#### Directions for this task:
Return every line of the data below that includes the string "JSON".

#### Provided data:
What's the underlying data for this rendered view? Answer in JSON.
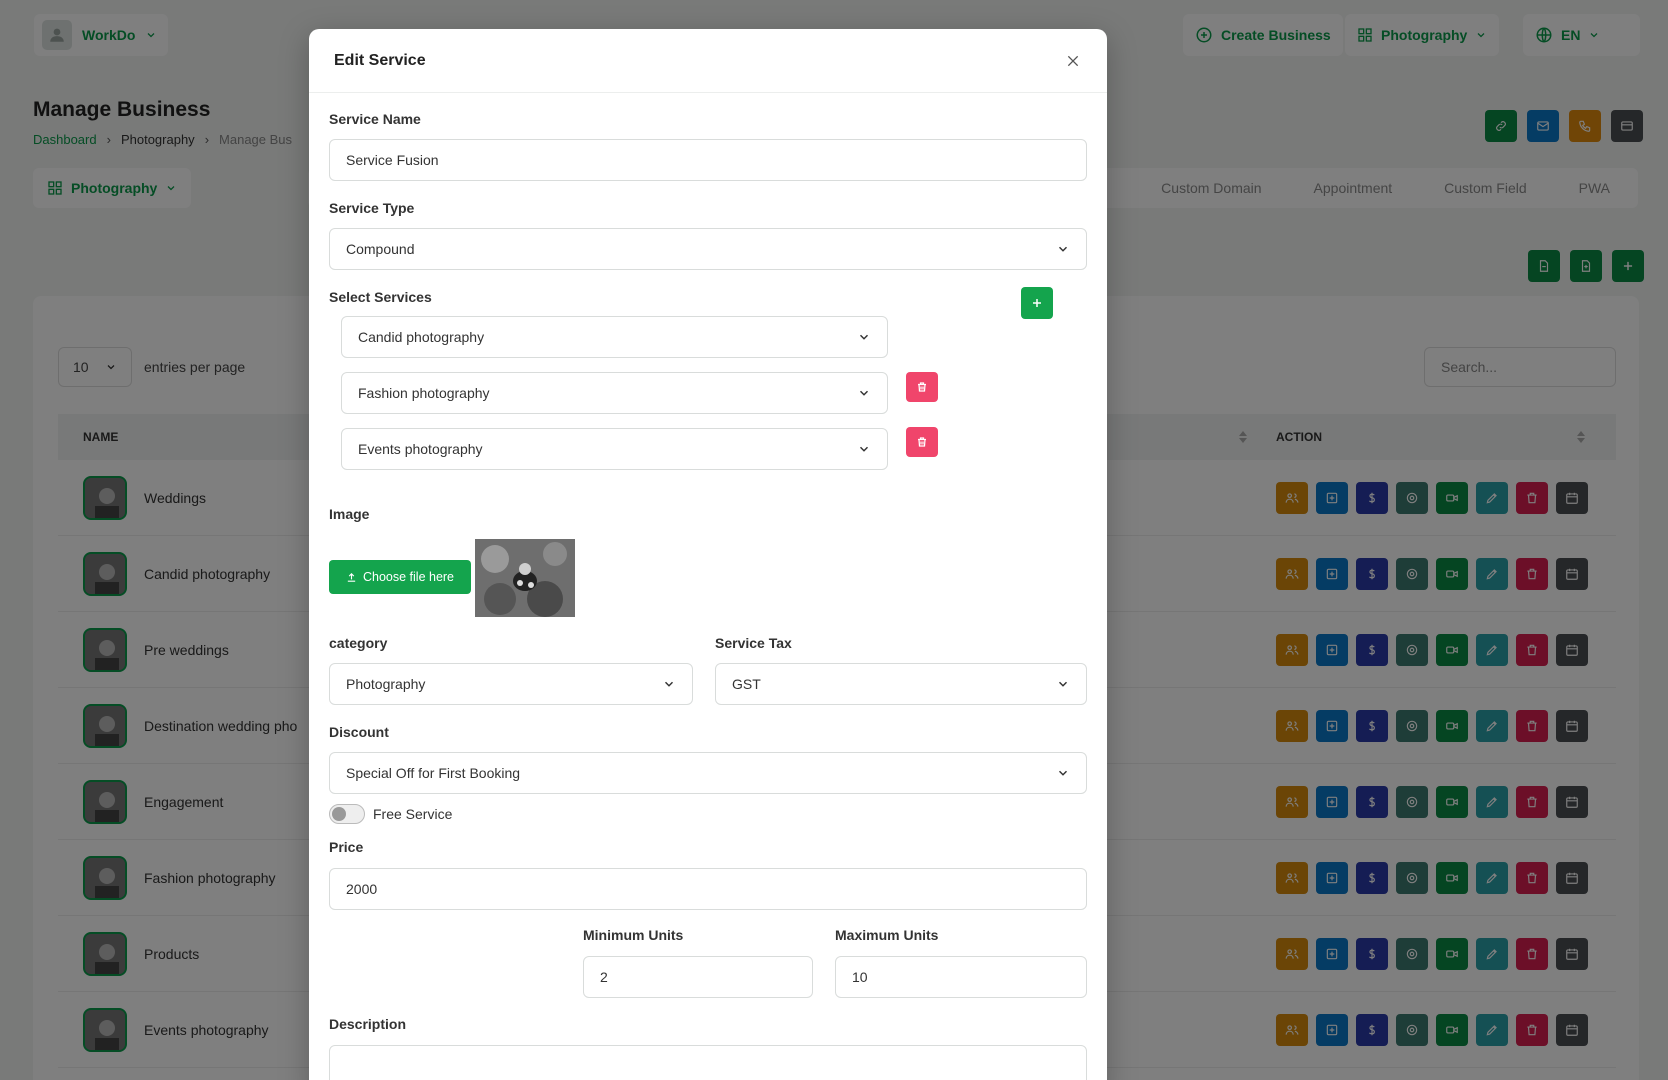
{
  "topbar": {
    "user": "WorkDo",
    "create_business": "Create Business",
    "business": "Photography",
    "language": "EN"
  },
  "page": {
    "title": "Manage Business",
    "breadcrumb": [
      "Dashboard",
      "Photography",
      "Manage Bus"
    ]
  },
  "business_select": "Photography",
  "tabs": [
    "Custom Domain",
    "Appointment",
    "Custom Field",
    "PWA"
  ],
  "table": {
    "entries_value": "10",
    "entries_label": "entries per page",
    "search_placeholder": "Search...",
    "col_name": "NAME",
    "col_action": "ACTION",
    "rows": [
      {
        "name": "Weddings"
      },
      {
        "name": "Candid photography"
      },
      {
        "name": "Pre weddings"
      },
      {
        "name": "Destination wedding pho"
      },
      {
        "name": "Engagement"
      },
      {
        "name": "Fashion photography"
      },
      {
        "name": "Products"
      },
      {
        "name": "Events photography"
      }
    ],
    "action_colors": [
      "#d68a0c",
      "#0a78c8",
      "#2b3aa8",
      "#3d7a70",
      "#0a8a44",
      "#2aa0a8",
      "#d81e50",
      "#4a4f52"
    ]
  },
  "header_icon_colors": [
    "#0a8a44",
    "#0a78c8",
    "#e08a0c",
    "#4a4f52"
  ],
  "modal": {
    "title": "Edit Service",
    "service_name_label": "Service Name",
    "service_name_value": "Service Fusion",
    "service_type_label": "Service Type",
    "service_type_value": "Compound",
    "select_services_label": "Select Services",
    "services": [
      "Candid photography",
      "Fashion photography",
      "Events photography"
    ],
    "image_label": "Image",
    "choose_file": "Choose file here",
    "category_label": "category",
    "category_value": "Photography",
    "service_tax_label": "Service Tax",
    "service_tax_value": "GST",
    "discount_label": "Discount",
    "discount_value": "Special Off for First Booking",
    "free_service_label": "Free Service",
    "price_label": "Price",
    "price_value": "2000",
    "min_units_label": "Minimum Units",
    "min_units_value": "2",
    "max_units_label": "Maximum Units",
    "max_units_value": "10",
    "description_label": "Description"
  },
  "colors": {
    "brand_green": "#14a44d",
    "delete_pink": "#f0456b"
  }
}
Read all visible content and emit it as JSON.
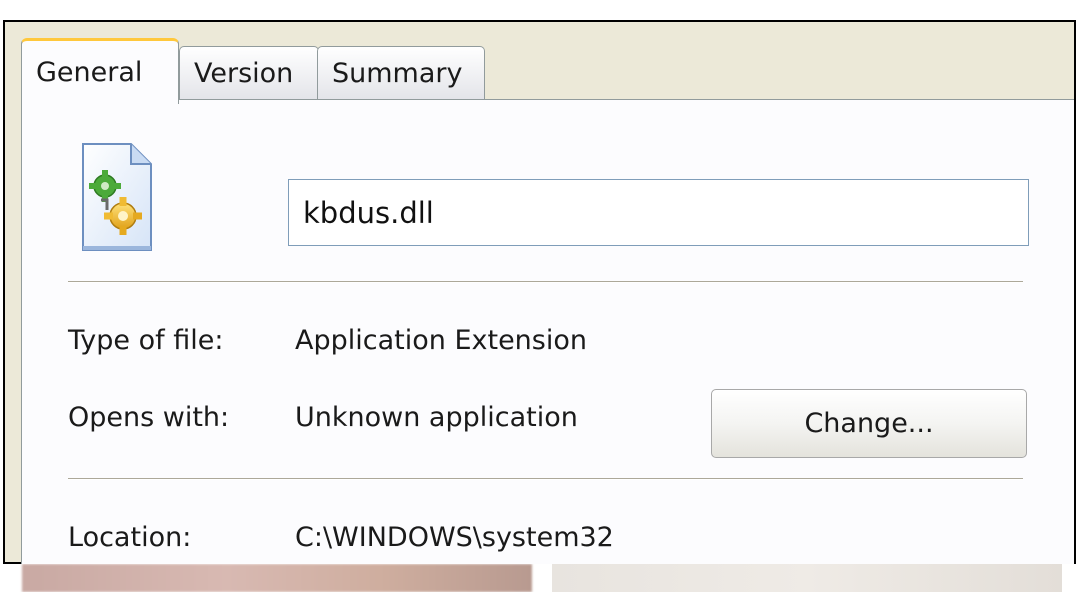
{
  "tabs": [
    {
      "label": "General",
      "active": true
    },
    {
      "label": "Version",
      "active": false
    },
    {
      "label": "Summary",
      "active": false
    }
  ],
  "file": {
    "icon": "dll-file-icon",
    "name": "kbdus.dll"
  },
  "properties": {
    "type_label": "Type of file:",
    "type_value": "Application Extension",
    "opens_label": "Opens with:",
    "opens_value": "Unknown application",
    "change_label": "Change...",
    "location_label": "Location:",
    "location_value": "C:\\WINDOWS\\system32"
  },
  "colors": {
    "active_tab_accent": "#ffc83c",
    "panel_background": "#fcfcfe",
    "dialog_background": "#ece9d8",
    "input_border": "#7f9db9"
  }
}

#### Exercise answer:
What's the underlying data for this rendered view? Answer in JSON.
Read all visible content and emit it as JSON.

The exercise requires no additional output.